*Assignment*:
A precise repetition of every line below is the required answer.

*** Given records Section Begins ***

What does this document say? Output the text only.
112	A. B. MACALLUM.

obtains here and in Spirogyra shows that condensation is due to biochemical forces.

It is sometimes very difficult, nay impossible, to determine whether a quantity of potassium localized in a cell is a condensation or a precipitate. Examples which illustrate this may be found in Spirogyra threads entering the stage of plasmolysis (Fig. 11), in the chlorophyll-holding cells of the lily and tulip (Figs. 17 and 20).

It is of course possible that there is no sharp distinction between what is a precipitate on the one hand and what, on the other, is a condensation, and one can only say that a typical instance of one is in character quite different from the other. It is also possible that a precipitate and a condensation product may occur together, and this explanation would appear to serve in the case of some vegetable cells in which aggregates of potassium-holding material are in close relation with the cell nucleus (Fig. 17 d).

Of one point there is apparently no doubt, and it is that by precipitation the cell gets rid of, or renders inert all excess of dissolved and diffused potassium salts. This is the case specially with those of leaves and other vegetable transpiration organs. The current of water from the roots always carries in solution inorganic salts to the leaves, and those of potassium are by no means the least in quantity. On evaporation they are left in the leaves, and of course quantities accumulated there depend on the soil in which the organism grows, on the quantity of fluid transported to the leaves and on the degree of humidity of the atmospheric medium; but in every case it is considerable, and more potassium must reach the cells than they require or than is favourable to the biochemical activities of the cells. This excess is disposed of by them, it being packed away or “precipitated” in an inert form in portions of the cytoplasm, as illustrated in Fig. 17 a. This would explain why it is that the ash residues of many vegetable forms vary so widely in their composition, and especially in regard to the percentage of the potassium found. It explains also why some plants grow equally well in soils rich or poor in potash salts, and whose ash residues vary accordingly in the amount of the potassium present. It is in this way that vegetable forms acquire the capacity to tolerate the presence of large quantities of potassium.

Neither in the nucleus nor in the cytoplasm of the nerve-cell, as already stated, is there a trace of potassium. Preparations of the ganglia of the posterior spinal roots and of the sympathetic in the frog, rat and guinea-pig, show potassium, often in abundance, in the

*** Given records Section Ends ***

*Result*:
What does this document say? Output the text only.
112	A. B. MACALLUM.

obtains here and in Spirogyra shows that condensation is due to biochemical forces.

It is sometimes very difficult, nay impossible, to determine whether a quantity of potassium localized in a cell is a condensation or a precipitate. Examples which illustrate this may be found in Spirogyra threads entering the stage of plasmolysis (Fig. 11), in the chlorophyll-holding cells of the lily and tulip (Figs. 17 and 20).

It is of course possible that there is no sharp distinction between what is a precipitate on the one hand and what, on the other, is a condensation, and one can only say that a typical instance of one is in character quite different from the other. It is also possible that a precipitate and a condensation product may occur together, and this explanation would appear to serve in the case of some vegetable cells in which aggregates of potassium-holding material are in close relation with the cell nucleus (Fig. 17 d).

Of one point there is apparently no doubt, and it is that by precipitation the cell gets rid of, or renders inert all excess of dissolved and diffused potassium salts. This is the case specially with those of leaves and other vegetable transpiration organs. The current of water from the roots always carries in solution inorganic salts to the leaves, and those of potassium are by no means the least in quantity. On evaporation they are left in the leaves, and of course quantities accumulated there depend on the soil in which the organism grows, on the quantity of fluid transported to the leaves and on the degree of humidity of the atmospheric medium; but in every case it is considerable, and more potassium must reach the cells than they require or than is favourable to the biochemical activities of the cells. This excess is disposed of by them, it being packed away or “precipitated” in an inert form in portions of the cytoplasm, as illustrated in Fig. 17 a. This would explain why it is that the ash residues of many vegetable forms vary so widely in their composition, and especially in regard to the percentage of the potassium found. It explains also why some plants grow equally well in soils rich or poor in potash salts, and whose ash residues vary accordingly in the amount of the potassium present. It is in this way that vegetable forms acquire the capacity to tolerate the presence of large quantities of potassium.

Neither in the nucleus nor in the cytoplasm of the nerve-cell, as already stated, is there a trace of potassium. Preparations of the ganglia of the posterior spinal roots and of the sympathetic in the frog, rat and guinea-pig, show potassium, often in abundance, in the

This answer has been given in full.